(begin)

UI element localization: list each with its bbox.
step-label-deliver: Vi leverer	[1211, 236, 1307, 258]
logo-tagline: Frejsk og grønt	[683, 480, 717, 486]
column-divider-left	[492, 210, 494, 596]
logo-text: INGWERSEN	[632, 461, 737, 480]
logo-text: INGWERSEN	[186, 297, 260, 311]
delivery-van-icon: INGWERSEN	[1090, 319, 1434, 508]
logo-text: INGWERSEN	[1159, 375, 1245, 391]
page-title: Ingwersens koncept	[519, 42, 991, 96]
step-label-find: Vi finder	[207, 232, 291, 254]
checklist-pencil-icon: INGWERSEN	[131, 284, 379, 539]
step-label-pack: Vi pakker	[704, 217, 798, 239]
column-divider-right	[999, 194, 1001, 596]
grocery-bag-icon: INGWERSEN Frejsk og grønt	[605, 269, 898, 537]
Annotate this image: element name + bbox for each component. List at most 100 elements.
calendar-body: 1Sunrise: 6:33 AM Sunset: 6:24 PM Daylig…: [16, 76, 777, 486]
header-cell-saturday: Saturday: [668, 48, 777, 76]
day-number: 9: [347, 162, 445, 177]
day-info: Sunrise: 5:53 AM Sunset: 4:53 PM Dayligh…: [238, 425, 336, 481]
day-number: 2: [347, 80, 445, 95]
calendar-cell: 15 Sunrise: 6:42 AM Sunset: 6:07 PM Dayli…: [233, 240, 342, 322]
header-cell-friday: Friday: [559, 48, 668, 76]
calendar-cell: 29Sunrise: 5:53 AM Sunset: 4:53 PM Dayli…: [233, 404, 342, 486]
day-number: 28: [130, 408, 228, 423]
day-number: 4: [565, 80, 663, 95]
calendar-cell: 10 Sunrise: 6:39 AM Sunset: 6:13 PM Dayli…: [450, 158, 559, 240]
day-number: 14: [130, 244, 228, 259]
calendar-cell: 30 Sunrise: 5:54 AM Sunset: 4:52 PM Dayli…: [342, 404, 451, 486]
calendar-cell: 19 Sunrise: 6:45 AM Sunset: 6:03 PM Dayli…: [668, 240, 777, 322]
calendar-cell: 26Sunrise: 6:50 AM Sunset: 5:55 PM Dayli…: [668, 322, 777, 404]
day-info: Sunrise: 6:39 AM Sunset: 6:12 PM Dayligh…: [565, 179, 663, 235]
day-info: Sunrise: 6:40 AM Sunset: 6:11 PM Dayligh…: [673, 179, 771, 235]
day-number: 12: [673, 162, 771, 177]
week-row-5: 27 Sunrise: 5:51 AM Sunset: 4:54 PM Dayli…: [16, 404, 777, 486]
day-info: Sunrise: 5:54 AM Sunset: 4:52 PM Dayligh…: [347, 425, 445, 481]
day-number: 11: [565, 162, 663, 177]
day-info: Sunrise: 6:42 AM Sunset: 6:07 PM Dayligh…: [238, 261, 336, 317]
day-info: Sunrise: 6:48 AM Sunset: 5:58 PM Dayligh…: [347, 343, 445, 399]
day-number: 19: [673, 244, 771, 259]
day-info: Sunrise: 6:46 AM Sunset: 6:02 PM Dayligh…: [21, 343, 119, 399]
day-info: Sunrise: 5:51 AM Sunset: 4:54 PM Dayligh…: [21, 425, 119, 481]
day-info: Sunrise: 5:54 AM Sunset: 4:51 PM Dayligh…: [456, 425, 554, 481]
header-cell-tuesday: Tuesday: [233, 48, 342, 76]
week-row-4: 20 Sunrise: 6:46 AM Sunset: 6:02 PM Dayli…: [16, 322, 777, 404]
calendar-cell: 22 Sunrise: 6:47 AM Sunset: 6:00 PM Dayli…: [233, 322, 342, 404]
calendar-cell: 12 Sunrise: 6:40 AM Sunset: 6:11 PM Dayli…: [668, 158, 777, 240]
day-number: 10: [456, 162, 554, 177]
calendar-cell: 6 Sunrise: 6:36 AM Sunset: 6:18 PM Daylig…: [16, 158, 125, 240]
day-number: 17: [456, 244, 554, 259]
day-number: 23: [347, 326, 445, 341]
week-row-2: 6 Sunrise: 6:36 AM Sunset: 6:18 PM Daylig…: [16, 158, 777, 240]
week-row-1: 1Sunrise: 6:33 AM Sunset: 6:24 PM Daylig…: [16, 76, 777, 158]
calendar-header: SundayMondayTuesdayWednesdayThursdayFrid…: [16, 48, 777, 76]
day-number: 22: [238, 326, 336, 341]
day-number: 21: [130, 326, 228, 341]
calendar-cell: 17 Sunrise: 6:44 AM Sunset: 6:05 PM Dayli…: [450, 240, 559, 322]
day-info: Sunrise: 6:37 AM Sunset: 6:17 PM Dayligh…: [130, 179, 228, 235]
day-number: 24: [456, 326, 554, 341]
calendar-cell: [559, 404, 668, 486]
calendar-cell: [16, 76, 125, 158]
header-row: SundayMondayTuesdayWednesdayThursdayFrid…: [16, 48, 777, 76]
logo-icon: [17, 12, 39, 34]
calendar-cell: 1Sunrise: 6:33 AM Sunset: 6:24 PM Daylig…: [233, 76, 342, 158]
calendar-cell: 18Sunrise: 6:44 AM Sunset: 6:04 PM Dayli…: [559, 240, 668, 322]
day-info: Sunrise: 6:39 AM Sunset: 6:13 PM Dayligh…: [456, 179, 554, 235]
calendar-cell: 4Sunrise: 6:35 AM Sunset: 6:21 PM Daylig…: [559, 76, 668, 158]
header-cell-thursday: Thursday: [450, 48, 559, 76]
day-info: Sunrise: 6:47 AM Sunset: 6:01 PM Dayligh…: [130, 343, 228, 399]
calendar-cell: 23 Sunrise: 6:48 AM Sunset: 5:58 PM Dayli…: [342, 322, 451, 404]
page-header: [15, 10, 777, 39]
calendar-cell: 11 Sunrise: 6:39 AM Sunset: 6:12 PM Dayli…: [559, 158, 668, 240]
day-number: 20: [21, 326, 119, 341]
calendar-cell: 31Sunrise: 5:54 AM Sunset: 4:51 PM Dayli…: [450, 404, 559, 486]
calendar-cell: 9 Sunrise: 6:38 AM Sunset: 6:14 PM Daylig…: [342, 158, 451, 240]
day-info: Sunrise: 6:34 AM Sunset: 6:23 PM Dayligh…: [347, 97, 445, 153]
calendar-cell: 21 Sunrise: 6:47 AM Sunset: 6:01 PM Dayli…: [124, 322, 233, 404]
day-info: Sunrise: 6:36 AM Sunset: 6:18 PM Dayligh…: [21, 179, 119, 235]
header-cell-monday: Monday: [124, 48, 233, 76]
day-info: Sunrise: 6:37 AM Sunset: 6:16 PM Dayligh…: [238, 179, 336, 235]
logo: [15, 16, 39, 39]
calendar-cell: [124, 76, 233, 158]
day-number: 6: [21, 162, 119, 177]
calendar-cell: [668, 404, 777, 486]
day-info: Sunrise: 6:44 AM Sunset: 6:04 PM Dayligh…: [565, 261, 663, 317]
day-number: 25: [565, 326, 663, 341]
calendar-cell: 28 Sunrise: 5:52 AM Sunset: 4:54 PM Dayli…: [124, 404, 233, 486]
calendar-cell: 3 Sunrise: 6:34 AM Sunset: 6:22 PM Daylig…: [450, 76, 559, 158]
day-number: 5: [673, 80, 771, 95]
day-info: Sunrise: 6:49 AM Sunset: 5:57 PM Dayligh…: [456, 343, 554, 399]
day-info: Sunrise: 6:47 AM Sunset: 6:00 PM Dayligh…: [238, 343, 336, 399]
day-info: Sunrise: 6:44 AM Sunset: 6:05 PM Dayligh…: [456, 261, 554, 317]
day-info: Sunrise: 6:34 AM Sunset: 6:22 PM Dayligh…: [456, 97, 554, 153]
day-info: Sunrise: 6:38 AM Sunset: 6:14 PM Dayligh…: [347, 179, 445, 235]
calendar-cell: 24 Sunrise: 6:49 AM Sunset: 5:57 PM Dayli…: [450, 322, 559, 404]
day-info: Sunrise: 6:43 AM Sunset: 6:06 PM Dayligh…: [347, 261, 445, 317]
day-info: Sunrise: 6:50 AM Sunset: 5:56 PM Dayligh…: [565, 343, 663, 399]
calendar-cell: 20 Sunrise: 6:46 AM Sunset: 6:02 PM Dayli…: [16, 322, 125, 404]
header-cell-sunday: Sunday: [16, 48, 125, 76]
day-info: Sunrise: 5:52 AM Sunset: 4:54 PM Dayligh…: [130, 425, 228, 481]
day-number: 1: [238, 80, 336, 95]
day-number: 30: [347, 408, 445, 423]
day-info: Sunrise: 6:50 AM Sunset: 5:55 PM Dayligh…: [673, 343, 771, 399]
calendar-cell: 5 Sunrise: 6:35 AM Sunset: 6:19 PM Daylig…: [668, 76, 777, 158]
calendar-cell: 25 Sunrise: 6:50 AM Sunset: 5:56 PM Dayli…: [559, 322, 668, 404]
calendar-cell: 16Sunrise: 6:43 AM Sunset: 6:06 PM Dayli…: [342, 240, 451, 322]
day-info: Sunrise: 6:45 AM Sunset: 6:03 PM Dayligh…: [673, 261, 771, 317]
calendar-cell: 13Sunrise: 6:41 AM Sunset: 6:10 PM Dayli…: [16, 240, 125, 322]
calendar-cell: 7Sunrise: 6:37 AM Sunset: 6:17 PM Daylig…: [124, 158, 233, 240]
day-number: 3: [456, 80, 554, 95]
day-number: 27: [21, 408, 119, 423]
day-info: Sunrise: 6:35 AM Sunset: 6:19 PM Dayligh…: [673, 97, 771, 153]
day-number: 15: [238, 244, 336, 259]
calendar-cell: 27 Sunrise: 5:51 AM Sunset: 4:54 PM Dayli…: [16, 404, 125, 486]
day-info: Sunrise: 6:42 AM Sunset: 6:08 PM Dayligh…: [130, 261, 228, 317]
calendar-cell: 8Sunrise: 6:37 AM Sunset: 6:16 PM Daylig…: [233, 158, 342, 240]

(end)

# EXERCISE AIM:
Arrange the lines above, from the first one through the one containing "day-number: 9: [347, 162, 445, 177]", as a Markdown table with the columns No. and Text, one numbered row per line and blank lines skipped.

# OUTPUT OF THE EXERCISE:
| No. | Text |
|---|---|
| 1 | UI element localization: list each with its bbox. |
| 2 | step-label-deliver: Vi leverer	[1211, 236, 1307, 258] |
| 3 | logo-tagline: Frejsk og grønt	[683, 480, 717, 486] |
| 4 | column-divider-left	[492, 210, 494, 596] |
| 5 | logo-text: INGWERSEN	[632, 461, 737, 480] |
| 6 | logo-text: INGWERSEN	[186, 297, 260, 311] |
| 7 | delivery-van-icon: INGWERSEN	[1090, 319, 1434, 508] |
| 8 | logo-text: INGWERSEN	[1159, 375, 1245, 391] |
| 9 | page-title: Ingwersens koncept	[519, 42, 991, 96] |
| 10 | step-label-find: Vi finder	[207, 232, 291, 254] |
| 11 | checklist-pencil-icon: INGWERSEN	[131, 284, 379, 539] |
| 12 | step-label-pack: Vi pakker	[704, 217, 798, 239] |
| 13 | column-divider-right	[999, 194, 1001, 596] |
| 14 | grocery-bag-icon: INGWERSEN Frejsk og grønt	[605, 269, 898, 537] |
| 15 | Annotate this image: element name + bbox for each component. List at most 100 elements. |
| 16 | calendar-body: 1Sunrise: 6:33 AM Sunset: 6:24 PM Daylig…: [16, 76, 777, 486] |
| 17 | header-cell-saturday: Saturday: [668, 48, 777, 76] |
| 18 | day-number: 9: [347, 162, 445, 177] |